#### [WHAT IS BEING ASKED]
Update the soul food interview from "A: If you’re" up to and including "and time again.", replacing "no-go" with "non-starter".

#### [TEXT SECTION]
A: If you’re expecting me to name a famous chef or TV personality, it’s a no-go with soul food. There really isn’t a Julia Child for soul food. I’m tempted to say Edna Lewis, but she was adamant that her cooking was Southern and not soul food. There are some notable figures out of New Orleans like Leah Chase and Austin Leslie, but I think Creole cuisine is different than soul food. The only person who comes close to being a soul food icon is the recently departed Sylvia Woods of Sylvia’s Restaurant in Harlem. Thanks to her business savvy, New Yorkers and tourists from around the world have made her cooking synonymous with soul. Otherwise, soul food’s most important figures are the cooks who carried on culinary traditions by making Sunday dinner and holiday meals for their loved ones time and time again.
Q: Soul Food includes 22 recipes for such iconic dishes as “Deep-Fried Chitlins,” “Black-Eyed Peas,” “Mac ‘n’ Cheese,” “Candied Yams,” and “Banana Pudding.” What were some of your sources for the recipes, and is there a soul food dish that you make most often?
A: To get a good picture of my recipe contributors, imagine a big banquet table with Johnetta Miller, my mother and strongest culinary influence, other family members, some of the great cooks at Campbell Chapel A.M.E. Church in Denver, Colorado, my foodie and chef friends, restaurant owners I met on my national soul food tour, and some celebrity chefs whom I had never met. Thankfully, they were in a sharing mood even after a cold call.
The remaining recipes were from some historical sources that recipe tester Sheri Castle helped me update for the modern kitchen. I also relied on the National Cancer Institute and the National Heart, Lung, and Blood Institute for some of the health-conscious recipes. My favorite soul food dish to make and eat is greens, with black-eyed peas being a close second.
Q: Why are red drinks such an important component of a soul food meal?

#### [RECORD EXTRACTS]
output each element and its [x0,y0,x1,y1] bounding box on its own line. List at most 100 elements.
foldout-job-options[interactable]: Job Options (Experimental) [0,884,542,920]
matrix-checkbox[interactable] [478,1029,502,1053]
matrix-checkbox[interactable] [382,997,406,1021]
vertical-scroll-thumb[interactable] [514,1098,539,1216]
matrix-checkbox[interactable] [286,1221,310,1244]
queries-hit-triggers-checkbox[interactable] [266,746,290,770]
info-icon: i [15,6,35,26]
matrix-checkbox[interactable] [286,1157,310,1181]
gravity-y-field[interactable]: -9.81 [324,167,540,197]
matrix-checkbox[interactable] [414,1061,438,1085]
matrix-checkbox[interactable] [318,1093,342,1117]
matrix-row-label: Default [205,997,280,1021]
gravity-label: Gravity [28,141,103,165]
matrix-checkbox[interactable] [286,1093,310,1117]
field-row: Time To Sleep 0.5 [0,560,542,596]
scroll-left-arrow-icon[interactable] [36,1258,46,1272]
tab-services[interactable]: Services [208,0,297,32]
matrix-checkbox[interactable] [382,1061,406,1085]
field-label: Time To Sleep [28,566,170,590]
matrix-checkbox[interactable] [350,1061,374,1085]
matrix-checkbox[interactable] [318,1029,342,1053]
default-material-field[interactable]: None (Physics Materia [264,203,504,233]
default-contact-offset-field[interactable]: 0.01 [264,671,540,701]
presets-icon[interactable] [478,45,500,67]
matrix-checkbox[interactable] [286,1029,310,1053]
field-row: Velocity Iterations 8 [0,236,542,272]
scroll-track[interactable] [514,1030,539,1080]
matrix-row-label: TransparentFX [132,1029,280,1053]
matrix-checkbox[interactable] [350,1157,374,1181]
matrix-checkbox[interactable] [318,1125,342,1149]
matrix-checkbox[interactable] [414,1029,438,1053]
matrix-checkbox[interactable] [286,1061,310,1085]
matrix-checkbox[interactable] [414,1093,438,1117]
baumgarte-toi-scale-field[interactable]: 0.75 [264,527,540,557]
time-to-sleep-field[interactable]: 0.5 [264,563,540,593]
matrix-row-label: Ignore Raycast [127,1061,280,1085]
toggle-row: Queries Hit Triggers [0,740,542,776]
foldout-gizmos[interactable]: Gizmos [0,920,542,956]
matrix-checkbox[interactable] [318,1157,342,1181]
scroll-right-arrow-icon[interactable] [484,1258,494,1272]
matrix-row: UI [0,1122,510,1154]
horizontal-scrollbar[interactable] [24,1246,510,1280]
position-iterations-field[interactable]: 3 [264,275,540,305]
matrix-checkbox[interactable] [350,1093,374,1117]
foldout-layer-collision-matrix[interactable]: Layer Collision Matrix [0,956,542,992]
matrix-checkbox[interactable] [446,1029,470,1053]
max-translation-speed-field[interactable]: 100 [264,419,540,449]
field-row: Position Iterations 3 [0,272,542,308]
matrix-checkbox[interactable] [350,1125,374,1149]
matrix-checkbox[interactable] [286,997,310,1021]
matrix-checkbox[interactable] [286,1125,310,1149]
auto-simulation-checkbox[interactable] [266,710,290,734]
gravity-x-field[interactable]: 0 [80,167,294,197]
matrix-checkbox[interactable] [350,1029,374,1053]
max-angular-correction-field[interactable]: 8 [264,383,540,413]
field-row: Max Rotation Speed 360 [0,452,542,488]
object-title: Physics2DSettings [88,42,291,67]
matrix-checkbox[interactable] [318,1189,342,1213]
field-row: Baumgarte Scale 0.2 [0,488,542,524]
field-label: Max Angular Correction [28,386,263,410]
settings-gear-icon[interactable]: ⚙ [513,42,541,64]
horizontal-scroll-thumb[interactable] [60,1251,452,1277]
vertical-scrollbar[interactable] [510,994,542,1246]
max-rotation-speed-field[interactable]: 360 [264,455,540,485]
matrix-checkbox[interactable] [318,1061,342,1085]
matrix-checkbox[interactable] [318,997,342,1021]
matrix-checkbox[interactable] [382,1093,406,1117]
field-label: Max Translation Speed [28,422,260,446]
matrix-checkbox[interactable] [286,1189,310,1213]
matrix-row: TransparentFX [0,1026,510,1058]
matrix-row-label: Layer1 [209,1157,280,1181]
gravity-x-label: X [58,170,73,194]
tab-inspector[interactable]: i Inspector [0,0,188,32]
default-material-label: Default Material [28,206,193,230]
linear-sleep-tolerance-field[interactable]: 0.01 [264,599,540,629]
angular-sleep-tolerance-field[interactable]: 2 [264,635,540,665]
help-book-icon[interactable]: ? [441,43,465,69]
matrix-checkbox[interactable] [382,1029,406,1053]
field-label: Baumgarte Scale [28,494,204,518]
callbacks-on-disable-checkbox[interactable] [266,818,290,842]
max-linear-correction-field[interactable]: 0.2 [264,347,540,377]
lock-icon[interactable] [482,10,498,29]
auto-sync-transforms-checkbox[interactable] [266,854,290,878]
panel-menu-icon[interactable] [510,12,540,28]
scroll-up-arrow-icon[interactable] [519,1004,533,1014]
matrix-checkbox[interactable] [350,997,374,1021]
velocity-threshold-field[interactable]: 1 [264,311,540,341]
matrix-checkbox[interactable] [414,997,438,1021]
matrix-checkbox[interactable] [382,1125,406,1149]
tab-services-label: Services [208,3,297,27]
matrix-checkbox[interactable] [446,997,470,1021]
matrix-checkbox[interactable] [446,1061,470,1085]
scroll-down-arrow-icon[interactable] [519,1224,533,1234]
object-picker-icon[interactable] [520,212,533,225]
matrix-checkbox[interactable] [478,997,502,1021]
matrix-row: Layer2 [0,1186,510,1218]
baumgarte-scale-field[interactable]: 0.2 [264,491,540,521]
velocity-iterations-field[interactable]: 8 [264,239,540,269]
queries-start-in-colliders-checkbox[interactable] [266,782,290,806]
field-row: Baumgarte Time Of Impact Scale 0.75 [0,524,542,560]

#### [RESPONSE BELOW]
A: If you’re expecting me to name a famous chef or TV personality, it’s a non-starter with soul food. There really isn’t a Julia Child for soul food. I’m tempted to say Edna Lewis, but she was adamant that her cooking was Southern and not soul food. There are some notable figures out of New Orleans like Leah Chase and Austin Leslie, but I think Creole cuisine is different than soul food. The only person who comes close to being a soul food icon is the recently departed Sylvia Woods of Sylvia’s Restaurant in Harlem. Thanks to her business savvy, New Yorkers and tourists from around the world have made her cooking synonymous with soul. Otherwise, soul food’s most important figures are the cooks who carried on culinary traditions by making Sunday dinner and holiday meals for their loved ones time and time again.